■ **MATERIALS PROVIDED**:
________

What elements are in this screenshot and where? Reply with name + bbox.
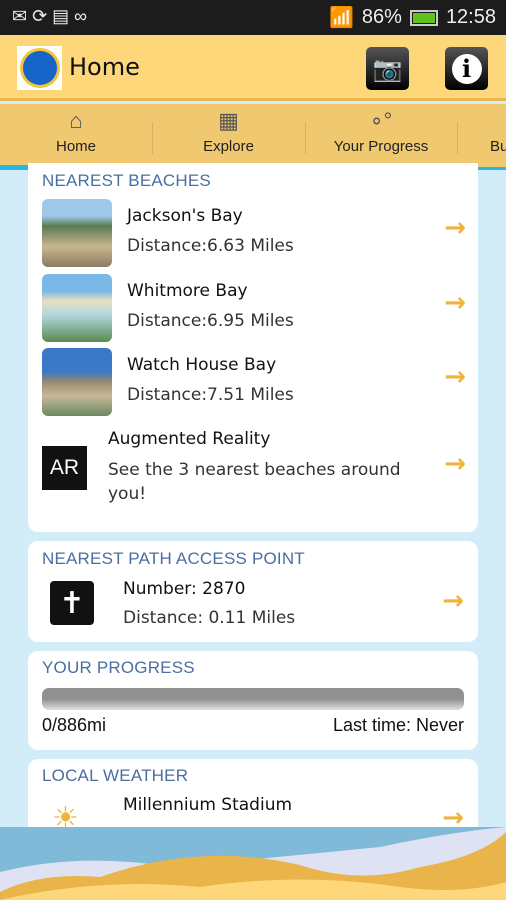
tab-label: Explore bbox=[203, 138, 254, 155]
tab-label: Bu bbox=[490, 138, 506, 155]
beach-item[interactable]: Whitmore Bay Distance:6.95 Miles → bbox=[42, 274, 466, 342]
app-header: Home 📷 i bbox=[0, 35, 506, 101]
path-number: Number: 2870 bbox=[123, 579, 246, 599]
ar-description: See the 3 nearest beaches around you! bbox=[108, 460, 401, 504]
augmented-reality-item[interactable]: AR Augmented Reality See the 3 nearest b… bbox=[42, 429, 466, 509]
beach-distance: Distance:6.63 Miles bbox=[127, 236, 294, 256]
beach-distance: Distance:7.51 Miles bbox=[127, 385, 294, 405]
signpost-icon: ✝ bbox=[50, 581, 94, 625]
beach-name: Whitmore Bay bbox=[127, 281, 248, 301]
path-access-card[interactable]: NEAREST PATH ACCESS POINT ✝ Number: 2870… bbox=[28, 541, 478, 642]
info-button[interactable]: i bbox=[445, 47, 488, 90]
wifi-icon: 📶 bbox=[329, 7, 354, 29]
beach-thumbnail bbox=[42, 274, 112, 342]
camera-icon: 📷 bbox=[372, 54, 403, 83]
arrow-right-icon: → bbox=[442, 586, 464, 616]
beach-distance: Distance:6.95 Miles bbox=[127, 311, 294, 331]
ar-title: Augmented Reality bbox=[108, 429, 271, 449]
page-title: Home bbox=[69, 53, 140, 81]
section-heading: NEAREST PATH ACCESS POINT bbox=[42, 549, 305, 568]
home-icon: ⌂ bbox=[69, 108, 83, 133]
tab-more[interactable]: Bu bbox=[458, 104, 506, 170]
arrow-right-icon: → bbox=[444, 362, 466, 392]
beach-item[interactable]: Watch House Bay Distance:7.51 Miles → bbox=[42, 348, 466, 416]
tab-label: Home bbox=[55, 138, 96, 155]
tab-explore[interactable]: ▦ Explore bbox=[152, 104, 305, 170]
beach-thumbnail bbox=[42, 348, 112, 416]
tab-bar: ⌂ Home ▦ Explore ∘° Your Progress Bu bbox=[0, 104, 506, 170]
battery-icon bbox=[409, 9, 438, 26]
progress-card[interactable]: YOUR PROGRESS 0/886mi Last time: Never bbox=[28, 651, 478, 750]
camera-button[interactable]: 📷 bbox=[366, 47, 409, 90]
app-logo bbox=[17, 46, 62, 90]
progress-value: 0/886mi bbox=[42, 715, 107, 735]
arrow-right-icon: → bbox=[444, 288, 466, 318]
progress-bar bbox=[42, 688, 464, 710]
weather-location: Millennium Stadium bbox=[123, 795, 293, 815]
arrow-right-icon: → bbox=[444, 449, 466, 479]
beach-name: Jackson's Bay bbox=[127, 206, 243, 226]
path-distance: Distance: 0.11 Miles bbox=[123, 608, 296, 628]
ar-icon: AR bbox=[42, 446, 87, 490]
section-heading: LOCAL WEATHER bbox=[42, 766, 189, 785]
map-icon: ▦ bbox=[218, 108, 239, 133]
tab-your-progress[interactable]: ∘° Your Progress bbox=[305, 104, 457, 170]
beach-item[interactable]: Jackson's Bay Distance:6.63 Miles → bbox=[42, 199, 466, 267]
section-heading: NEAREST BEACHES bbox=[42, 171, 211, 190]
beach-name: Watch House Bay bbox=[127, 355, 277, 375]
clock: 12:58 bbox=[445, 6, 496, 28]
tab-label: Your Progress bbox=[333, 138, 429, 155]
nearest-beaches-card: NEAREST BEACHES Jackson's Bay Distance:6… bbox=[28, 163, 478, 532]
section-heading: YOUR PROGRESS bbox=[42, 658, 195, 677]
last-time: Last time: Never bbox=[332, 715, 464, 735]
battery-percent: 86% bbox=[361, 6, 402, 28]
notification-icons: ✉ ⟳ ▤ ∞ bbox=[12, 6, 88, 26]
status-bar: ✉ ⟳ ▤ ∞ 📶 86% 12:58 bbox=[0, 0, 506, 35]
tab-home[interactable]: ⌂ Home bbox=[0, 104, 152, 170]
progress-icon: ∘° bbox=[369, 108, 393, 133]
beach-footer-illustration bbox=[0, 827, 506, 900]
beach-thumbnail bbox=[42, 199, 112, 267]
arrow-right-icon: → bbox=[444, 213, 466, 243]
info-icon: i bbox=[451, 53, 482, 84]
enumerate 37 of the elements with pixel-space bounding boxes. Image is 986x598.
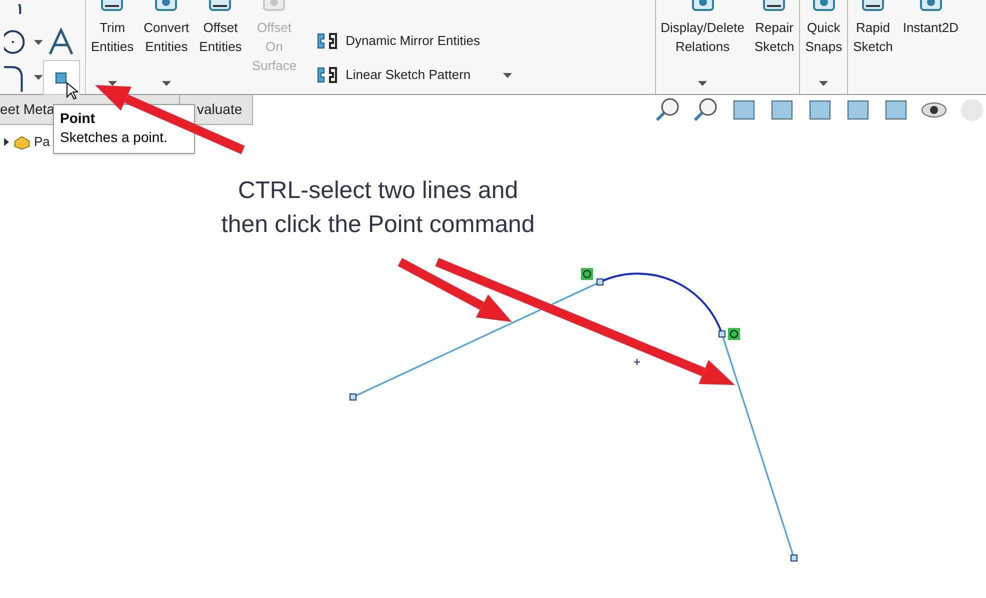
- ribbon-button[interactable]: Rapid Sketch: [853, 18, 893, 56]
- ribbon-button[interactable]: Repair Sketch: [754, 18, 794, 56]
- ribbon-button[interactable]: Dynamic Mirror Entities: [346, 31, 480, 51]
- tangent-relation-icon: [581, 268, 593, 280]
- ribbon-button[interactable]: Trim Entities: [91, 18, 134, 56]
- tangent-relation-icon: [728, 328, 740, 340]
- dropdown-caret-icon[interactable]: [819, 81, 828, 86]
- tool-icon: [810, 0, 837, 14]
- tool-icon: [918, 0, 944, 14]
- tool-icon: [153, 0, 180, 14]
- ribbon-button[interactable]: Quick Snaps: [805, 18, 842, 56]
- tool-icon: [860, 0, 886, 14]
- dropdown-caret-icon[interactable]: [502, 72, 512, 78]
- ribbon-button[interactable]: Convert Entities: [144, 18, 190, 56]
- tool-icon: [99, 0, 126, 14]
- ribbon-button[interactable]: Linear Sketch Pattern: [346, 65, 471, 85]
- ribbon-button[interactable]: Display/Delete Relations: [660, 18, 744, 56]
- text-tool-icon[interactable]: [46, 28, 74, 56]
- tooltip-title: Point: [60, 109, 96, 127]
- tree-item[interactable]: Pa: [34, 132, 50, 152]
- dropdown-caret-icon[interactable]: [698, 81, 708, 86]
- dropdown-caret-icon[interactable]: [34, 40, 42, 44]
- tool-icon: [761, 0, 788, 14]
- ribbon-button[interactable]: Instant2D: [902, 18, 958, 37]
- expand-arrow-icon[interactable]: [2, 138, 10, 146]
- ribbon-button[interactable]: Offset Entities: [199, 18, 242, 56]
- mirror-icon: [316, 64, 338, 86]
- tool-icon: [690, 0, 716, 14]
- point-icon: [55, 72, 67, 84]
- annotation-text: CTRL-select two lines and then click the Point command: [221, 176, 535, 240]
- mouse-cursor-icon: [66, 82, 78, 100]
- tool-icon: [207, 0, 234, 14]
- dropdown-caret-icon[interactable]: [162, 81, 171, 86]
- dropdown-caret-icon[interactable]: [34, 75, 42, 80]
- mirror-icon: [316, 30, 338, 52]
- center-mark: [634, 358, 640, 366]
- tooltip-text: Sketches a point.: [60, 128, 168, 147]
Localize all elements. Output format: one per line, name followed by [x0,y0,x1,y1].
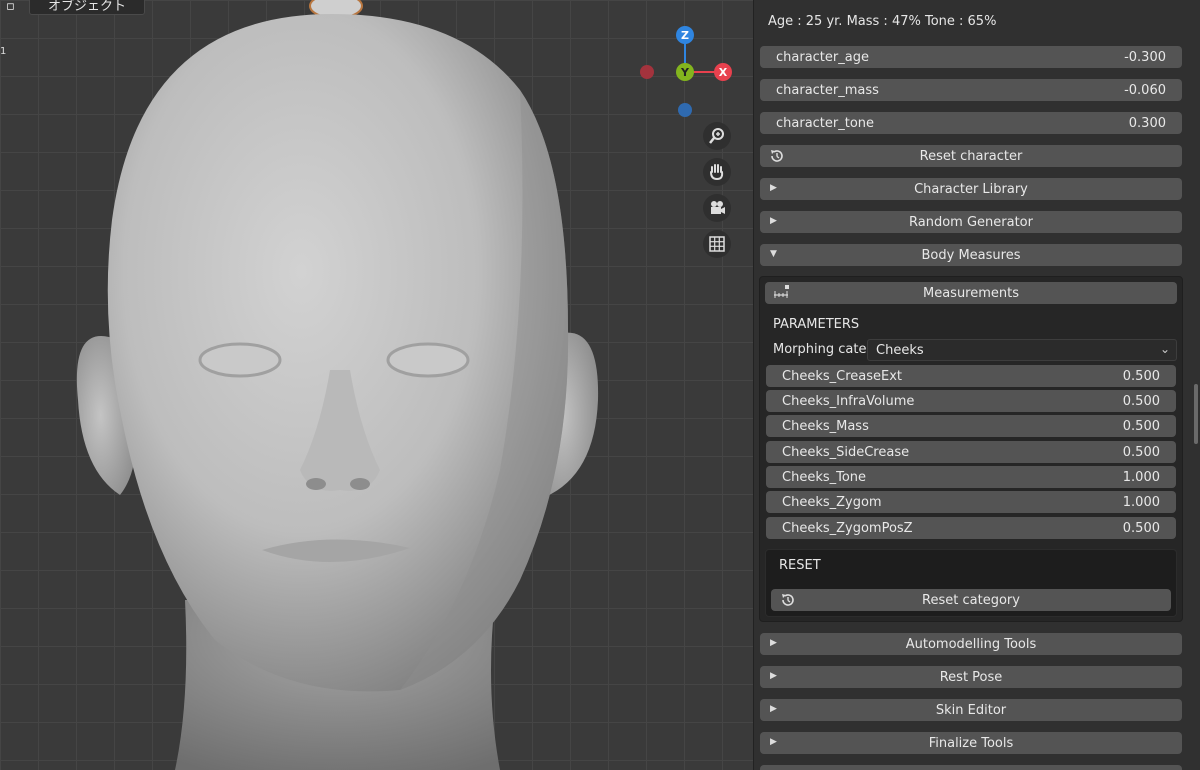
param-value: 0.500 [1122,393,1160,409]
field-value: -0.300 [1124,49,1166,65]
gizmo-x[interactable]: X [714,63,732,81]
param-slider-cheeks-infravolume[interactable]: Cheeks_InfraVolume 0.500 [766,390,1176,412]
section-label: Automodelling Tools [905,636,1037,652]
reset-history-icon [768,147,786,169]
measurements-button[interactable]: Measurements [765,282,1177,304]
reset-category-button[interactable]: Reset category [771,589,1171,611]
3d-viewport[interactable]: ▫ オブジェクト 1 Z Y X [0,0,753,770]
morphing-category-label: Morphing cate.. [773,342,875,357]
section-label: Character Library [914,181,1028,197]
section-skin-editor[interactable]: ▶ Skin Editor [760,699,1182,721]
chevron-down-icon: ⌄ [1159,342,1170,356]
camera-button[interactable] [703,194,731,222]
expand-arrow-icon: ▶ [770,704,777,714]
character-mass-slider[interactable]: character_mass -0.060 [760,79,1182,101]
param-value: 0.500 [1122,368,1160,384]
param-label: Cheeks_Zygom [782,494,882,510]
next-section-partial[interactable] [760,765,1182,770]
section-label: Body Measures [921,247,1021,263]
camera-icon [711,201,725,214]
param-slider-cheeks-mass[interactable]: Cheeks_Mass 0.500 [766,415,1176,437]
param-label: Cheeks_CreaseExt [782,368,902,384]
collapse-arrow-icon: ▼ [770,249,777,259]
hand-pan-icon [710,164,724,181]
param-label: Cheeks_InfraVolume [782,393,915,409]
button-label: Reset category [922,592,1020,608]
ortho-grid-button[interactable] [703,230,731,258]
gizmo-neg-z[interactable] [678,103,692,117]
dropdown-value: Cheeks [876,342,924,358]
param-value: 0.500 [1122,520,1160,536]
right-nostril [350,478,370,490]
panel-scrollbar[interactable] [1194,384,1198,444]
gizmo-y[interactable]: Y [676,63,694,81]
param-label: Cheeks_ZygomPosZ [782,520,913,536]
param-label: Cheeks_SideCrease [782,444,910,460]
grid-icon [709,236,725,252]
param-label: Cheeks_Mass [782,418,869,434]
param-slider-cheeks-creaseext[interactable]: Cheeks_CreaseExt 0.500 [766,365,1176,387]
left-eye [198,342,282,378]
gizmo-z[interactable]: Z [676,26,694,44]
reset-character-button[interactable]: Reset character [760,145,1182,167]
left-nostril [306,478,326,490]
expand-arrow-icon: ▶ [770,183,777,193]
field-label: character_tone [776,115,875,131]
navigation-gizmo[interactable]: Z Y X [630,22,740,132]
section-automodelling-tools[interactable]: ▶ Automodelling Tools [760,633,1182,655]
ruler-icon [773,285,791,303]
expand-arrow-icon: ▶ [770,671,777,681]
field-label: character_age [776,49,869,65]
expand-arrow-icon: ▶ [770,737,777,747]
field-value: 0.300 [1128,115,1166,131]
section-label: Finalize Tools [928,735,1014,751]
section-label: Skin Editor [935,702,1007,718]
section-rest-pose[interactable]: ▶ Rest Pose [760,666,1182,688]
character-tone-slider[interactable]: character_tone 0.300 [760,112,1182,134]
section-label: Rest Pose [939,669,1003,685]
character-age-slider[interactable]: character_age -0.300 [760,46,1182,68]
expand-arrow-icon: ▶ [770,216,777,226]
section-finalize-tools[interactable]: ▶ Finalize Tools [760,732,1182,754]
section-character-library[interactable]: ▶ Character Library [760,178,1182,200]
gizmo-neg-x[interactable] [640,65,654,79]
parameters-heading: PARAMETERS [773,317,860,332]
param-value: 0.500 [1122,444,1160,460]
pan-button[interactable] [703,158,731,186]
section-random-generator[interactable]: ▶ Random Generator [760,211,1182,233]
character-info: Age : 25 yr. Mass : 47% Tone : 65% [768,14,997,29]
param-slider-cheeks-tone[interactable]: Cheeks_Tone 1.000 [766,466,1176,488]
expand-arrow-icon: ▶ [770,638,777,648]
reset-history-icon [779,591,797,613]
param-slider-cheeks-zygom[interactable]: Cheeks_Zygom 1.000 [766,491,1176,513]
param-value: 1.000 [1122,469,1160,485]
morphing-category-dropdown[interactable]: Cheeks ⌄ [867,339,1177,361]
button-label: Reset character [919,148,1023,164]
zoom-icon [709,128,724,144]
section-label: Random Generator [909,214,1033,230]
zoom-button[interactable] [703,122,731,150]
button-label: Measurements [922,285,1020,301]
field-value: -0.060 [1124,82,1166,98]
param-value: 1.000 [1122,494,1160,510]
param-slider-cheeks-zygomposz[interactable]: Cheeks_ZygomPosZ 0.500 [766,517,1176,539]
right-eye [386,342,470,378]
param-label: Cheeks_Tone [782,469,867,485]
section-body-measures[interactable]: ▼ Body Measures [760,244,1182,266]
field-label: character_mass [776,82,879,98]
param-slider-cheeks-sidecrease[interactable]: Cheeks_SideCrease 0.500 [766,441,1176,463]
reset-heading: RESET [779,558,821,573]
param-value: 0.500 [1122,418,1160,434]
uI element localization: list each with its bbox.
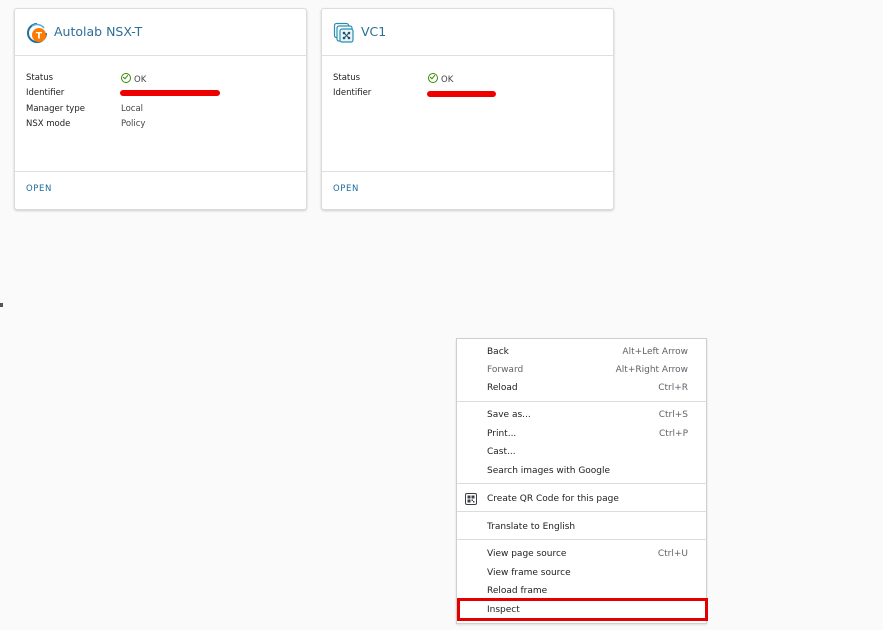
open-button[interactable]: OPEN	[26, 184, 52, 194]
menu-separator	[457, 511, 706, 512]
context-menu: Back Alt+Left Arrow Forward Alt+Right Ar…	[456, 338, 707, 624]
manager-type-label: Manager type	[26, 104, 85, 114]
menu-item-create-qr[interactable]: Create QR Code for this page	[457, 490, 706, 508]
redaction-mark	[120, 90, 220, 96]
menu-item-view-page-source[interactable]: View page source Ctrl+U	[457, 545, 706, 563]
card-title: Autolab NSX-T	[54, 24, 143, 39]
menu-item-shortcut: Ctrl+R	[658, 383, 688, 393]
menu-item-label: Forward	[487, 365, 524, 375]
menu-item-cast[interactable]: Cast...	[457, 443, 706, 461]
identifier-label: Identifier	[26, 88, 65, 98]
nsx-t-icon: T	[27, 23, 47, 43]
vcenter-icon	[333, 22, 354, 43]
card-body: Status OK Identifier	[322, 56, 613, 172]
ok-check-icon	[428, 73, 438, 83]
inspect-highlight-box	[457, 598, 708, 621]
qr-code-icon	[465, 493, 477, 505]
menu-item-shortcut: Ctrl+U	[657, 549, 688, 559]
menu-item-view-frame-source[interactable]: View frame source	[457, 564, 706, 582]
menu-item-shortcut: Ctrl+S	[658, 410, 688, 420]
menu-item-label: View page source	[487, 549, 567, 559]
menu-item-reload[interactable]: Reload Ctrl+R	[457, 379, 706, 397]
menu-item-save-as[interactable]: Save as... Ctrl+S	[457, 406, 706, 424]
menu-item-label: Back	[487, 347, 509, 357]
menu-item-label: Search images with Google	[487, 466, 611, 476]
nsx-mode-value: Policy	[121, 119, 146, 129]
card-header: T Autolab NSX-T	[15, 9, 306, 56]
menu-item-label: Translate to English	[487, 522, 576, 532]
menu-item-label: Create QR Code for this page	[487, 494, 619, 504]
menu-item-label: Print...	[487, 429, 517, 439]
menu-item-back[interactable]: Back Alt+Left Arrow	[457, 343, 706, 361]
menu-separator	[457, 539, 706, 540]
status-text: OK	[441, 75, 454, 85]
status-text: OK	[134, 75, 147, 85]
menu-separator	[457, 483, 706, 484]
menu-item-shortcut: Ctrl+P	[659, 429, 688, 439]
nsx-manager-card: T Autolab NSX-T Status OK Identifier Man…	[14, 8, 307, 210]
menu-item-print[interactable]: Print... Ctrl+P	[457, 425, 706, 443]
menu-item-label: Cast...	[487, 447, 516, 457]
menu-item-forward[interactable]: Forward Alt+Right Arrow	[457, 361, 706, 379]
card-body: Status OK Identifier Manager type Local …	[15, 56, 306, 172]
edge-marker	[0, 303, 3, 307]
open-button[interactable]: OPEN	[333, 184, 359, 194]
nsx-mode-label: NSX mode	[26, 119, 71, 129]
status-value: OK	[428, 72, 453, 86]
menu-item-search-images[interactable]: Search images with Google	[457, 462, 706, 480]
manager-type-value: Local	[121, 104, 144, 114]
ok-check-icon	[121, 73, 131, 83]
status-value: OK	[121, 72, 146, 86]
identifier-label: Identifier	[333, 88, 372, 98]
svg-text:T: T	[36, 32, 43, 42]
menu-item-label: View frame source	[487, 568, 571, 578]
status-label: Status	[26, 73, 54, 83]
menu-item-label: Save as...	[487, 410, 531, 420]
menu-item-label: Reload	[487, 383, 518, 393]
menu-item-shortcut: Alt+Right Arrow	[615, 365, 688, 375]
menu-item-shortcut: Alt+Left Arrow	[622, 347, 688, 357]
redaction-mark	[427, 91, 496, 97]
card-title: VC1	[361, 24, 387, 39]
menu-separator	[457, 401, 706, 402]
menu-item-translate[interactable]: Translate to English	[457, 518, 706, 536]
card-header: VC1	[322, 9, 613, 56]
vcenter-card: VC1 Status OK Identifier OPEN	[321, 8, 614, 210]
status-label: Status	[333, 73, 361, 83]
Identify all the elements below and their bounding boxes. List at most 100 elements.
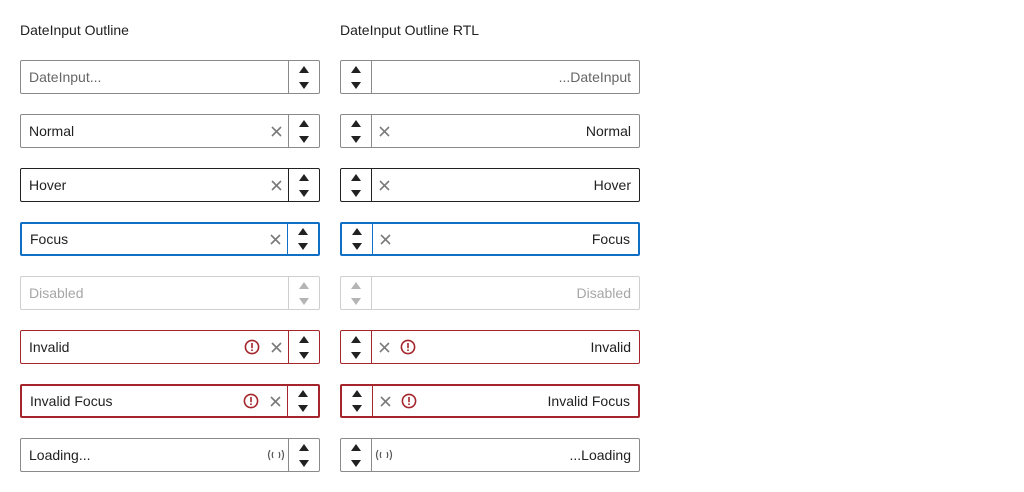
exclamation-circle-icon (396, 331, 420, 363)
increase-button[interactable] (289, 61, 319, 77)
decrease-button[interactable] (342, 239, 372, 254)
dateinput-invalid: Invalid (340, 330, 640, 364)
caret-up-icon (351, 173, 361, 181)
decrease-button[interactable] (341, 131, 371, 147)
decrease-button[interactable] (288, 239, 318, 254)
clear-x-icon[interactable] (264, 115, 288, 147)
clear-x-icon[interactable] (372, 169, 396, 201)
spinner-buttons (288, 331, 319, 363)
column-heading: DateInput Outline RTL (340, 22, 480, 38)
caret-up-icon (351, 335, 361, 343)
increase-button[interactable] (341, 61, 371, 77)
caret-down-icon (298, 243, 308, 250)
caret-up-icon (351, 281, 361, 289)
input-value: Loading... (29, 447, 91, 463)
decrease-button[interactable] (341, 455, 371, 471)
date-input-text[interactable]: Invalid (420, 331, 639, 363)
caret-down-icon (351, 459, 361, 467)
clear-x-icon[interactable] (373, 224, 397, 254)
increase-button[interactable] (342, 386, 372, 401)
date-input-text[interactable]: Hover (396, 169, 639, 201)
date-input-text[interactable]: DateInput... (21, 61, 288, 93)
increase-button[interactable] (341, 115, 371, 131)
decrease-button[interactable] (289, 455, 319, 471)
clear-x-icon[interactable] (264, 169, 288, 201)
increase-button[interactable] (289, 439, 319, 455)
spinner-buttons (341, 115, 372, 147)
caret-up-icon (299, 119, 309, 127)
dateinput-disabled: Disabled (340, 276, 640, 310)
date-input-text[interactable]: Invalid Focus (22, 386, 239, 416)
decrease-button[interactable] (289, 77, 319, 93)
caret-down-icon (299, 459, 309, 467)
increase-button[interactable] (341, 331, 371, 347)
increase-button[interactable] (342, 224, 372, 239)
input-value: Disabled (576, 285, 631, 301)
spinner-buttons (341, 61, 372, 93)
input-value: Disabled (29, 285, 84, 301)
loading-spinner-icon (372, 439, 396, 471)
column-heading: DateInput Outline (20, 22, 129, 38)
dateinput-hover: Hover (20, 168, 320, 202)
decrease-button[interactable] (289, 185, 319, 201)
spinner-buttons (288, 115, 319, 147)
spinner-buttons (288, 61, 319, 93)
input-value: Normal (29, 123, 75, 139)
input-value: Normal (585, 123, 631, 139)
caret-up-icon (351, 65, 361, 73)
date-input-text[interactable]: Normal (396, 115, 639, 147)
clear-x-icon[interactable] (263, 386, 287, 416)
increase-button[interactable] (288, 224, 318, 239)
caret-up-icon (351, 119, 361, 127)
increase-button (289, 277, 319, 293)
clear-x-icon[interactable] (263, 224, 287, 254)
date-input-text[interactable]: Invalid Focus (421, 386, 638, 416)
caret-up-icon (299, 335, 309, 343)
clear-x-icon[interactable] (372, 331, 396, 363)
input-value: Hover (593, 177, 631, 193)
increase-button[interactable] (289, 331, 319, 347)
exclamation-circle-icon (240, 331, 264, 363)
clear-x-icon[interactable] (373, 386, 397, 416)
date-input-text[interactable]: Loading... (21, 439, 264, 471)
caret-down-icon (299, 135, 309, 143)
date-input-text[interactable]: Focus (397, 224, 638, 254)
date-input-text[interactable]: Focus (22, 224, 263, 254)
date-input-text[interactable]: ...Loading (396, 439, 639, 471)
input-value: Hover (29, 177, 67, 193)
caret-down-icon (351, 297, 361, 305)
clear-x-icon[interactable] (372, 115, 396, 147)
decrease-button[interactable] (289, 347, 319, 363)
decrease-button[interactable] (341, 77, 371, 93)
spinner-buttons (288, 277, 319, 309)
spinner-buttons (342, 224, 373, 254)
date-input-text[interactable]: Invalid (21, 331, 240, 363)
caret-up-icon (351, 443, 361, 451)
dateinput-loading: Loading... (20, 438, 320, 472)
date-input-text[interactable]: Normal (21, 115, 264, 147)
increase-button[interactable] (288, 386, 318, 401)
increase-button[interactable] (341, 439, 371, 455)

________

■ **WHAT IS REQUIRED**: Copy out, word for word, the lines of the records from the one holding "exclamation-circle-icon (396, 331, 420, 363)" through the one holding "increase-button[interactable] (341, 61, 371, 77)", inclusive.

■ **RESULT OF THE TASK**:
exclamation-circle-icon (396, 331, 420, 363)
increase-button[interactable] (289, 61, 319, 77)
decrease-button[interactable] (342, 239, 372, 254)
dateinput-invalid: Invalid (340, 330, 640, 364)
caret-up-icon (351, 173, 361, 181)
decrease-button[interactable] (341, 131, 371, 147)
decrease-button[interactable] (288, 239, 318, 254)
clear-x-icon[interactable] (264, 115, 288, 147)
clear-x-icon[interactable] (372, 169, 396, 201)
spinner-buttons (288, 331, 319, 363)
column-heading: DateInput Outline RTL (340, 22, 480, 38)
caret-up-icon (351, 335, 361, 343)
increase-button[interactable] (341, 61, 371, 77)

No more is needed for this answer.